EXERCÍCIO CURTO 1:
Atualize as linhas dos registros que vão do começo deles até a linha com "y-tick-label: -0.5 — [37, 249, 66, 263]", inclusive, trocando "heat-cell" por "heat-box" sem mudar mais nada. Mostre só essas linhas.

DOCUMENTO:
+--

Ando recolhida. Coloquei junto a mim uma xícara de café, algumas músicas suaves, revirei minha estante em busca de livros que me trouxessem paz e fechei a porta do meu quarto por tempo indeterminado ou até eu me cansar da minha presença.

Alterando entre momentos de pura monotonia com epifanias que me parecem genias por quase um segundo, vou permanecendo em minha reclusão. Até me vir algumas questões. Por que se recolhe? Do que se esconde? É uma fuga necessária ou exatamente o que eu precisava para repensar coisas que vinham me incomodando há tempos? É o momento de sair do entorpecimento e tentar encontrar respostas ou somente colocar pra fora o que pesa aqui dentro?
É peso ou drama?
É drama ou hora de impor minha vontade? Dizer não ao que não concordo, falar do que não me satisfaz, não me representa e que eu considero abusivo?!


...


Me sinto deprimidamente reprimida.
Me deprime o quanto eu tento seguir padrões em que não me enquadro. Me deprime o fato de eu querer segui-los ainda assim.

+--

EXERCÍCIO CURTO 2:
No texto sobre a reclusão, o que quem escreve coloca junto a si antes de fechar a porta do quarto?

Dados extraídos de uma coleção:

+--

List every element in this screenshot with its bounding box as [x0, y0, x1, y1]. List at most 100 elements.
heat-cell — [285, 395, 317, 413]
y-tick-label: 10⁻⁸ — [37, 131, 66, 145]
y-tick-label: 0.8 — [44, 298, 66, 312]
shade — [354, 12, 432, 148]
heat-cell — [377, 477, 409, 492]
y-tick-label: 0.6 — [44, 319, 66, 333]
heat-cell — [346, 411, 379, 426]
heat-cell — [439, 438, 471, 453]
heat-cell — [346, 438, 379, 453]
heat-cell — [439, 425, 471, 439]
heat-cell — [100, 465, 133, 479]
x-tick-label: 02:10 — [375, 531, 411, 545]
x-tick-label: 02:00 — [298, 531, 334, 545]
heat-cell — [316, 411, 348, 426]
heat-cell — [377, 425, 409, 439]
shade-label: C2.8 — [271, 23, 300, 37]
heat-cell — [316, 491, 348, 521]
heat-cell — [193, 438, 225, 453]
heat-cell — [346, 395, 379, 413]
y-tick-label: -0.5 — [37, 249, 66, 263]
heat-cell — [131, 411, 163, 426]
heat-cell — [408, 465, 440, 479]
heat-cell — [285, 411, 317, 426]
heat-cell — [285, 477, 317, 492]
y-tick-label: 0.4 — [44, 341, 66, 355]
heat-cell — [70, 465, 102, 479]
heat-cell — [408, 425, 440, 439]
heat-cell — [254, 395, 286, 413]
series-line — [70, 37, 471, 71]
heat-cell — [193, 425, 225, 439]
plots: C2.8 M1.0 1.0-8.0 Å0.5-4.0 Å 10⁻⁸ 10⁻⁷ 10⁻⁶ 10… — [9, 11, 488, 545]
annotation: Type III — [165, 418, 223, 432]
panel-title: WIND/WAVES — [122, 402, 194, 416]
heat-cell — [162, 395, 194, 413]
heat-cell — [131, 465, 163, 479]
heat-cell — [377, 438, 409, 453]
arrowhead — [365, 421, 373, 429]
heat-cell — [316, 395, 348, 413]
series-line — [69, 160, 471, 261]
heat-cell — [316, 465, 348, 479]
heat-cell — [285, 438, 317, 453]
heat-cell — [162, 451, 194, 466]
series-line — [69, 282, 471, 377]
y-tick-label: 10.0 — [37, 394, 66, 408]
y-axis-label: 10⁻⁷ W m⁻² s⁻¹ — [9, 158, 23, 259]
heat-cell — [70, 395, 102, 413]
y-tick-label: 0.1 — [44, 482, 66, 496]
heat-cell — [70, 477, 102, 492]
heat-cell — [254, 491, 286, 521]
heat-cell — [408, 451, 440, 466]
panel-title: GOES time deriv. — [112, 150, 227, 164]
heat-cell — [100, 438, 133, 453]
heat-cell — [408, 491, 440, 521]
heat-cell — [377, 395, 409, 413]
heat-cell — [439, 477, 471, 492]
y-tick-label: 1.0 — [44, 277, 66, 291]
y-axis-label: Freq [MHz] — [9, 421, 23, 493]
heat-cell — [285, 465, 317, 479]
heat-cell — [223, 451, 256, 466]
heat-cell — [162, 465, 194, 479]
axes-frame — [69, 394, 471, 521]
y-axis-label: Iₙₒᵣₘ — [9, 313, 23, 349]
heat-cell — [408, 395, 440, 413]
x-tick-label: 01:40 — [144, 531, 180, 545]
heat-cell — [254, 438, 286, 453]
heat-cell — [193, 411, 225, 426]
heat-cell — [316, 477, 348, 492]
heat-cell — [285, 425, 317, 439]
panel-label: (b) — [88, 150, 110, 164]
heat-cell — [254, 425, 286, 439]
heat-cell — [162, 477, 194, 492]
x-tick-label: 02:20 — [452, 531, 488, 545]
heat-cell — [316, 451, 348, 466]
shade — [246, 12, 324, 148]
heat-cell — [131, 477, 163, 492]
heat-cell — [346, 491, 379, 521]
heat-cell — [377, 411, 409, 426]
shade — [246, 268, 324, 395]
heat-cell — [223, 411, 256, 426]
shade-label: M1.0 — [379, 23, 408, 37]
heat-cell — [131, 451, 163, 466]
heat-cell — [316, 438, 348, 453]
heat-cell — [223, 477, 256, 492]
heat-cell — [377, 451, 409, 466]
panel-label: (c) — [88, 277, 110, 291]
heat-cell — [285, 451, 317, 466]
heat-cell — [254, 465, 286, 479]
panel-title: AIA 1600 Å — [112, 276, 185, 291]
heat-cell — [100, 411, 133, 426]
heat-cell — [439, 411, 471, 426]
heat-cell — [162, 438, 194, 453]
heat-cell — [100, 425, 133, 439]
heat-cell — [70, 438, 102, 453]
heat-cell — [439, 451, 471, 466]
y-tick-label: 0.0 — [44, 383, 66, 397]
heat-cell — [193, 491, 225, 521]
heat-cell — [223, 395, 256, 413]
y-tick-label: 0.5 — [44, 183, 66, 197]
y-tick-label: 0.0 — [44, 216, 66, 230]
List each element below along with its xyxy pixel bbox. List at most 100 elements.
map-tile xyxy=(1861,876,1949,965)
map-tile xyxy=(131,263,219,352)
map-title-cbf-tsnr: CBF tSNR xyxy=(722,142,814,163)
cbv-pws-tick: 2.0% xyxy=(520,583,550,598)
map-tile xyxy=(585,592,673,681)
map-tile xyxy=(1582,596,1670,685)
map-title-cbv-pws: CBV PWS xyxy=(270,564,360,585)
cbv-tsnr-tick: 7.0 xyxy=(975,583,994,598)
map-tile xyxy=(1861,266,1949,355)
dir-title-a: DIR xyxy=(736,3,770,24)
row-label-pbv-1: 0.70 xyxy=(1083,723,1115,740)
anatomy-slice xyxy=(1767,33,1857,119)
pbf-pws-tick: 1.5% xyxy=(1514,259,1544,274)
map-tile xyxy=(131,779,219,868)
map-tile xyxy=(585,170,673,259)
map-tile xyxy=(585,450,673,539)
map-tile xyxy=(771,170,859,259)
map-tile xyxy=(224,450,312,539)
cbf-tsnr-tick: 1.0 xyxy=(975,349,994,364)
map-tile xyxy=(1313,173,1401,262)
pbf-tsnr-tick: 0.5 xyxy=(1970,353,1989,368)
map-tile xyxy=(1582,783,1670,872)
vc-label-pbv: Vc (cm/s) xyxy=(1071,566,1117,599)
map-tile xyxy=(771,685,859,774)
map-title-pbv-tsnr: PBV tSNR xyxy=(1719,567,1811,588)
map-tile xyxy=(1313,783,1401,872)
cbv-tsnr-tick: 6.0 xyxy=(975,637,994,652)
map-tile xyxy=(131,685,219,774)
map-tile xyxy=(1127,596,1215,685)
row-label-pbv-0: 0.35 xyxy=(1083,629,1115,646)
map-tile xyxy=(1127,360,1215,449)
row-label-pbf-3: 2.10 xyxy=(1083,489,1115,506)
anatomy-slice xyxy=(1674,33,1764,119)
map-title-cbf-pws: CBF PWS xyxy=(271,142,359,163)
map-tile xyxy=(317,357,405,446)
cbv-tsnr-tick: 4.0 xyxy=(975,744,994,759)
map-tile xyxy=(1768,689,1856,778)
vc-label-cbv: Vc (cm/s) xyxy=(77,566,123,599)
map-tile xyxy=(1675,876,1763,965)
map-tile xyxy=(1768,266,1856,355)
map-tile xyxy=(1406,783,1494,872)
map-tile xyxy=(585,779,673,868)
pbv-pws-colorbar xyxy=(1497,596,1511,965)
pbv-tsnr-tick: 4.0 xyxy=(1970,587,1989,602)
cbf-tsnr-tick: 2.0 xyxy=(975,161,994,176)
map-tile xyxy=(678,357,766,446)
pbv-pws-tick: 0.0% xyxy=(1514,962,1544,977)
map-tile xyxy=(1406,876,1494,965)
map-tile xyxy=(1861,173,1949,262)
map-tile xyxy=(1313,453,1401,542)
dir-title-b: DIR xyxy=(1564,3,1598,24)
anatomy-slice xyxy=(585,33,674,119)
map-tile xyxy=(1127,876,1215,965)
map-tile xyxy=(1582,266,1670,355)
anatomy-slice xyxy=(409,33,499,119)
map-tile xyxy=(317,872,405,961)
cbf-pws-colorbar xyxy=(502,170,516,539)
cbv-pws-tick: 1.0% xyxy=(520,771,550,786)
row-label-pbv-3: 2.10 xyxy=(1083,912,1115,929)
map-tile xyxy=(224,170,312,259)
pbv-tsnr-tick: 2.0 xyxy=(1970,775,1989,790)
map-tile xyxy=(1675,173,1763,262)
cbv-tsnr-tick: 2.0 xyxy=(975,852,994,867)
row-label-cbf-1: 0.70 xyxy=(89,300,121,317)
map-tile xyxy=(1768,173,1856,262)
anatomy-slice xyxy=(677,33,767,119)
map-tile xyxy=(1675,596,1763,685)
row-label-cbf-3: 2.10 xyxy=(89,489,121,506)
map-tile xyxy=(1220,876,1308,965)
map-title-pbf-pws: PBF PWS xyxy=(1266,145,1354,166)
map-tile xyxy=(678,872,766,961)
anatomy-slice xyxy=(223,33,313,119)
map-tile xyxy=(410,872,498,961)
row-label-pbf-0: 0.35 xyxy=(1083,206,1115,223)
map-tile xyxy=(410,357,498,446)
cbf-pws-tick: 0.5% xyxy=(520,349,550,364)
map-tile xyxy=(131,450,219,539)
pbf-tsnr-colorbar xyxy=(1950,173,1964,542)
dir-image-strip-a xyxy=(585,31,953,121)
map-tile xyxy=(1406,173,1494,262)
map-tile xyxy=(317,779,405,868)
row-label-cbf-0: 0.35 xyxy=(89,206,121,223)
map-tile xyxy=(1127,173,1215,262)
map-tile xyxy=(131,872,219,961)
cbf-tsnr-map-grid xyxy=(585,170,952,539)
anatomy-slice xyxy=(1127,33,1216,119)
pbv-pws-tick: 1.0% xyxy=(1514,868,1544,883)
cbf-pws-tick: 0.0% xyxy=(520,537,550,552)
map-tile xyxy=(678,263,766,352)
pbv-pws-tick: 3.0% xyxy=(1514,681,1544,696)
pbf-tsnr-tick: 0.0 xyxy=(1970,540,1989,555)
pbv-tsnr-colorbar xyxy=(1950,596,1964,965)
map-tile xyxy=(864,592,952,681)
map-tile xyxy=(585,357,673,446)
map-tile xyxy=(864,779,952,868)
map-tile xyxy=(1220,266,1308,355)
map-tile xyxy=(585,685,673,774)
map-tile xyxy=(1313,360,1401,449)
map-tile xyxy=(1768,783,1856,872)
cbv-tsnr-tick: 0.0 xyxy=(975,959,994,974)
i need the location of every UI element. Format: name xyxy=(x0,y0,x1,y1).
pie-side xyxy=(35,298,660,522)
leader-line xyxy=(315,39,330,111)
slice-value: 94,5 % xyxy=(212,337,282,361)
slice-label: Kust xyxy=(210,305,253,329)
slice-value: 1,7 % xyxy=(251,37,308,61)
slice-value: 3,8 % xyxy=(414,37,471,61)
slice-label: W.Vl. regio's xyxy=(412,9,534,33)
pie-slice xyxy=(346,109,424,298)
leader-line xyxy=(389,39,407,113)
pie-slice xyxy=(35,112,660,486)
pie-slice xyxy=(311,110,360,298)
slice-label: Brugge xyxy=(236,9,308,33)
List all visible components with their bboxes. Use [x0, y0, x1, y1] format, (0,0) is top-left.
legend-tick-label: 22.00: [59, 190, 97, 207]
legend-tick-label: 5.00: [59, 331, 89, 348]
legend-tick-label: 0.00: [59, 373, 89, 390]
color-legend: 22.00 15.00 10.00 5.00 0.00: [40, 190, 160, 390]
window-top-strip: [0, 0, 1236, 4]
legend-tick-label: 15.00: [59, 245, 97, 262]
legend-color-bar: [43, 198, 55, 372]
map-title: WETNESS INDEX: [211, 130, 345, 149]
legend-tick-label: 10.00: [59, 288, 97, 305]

+--

RESPOSTA 1:
List every element in this screenshot with its bounding box as [x0, y0, x1, y1]. List at most 100 elements.
heat-box — [285, 395, 317, 413]
y-tick-label: 10⁻⁸ — [37, 131, 66, 145]
y-tick-label: 0.8 — [44, 298, 66, 312]
shade — [354, 12, 432, 148]
heat-box — [377, 477, 409, 492]
y-tick-label: 0.6 — [44, 319, 66, 333]
heat-box — [346, 411, 379, 426]
heat-box — [439, 438, 471, 453]
heat-box — [346, 438, 379, 453]
heat-box — [439, 425, 471, 439]
heat-box — [100, 465, 133, 479]
x-tick-label: 02:10 — [375, 531, 411, 545]
x-tick-label: 02:00 — [298, 531, 334, 545]
heat-box — [316, 411, 348, 426]
heat-box — [377, 425, 409, 439]
shade-label: C2.8 — [271, 23, 300, 37]
heat-box — [316, 491, 348, 521]
heat-box — [193, 438, 225, 453]
heat-box — [346, 395, 379, 413]
y-tick-label: -0.5 — [37, 249, 66, 263]

RESPOSTA 2:
Uma xícara de café, algumas músicas suaves e livros da estante que lhe trouxessem paz.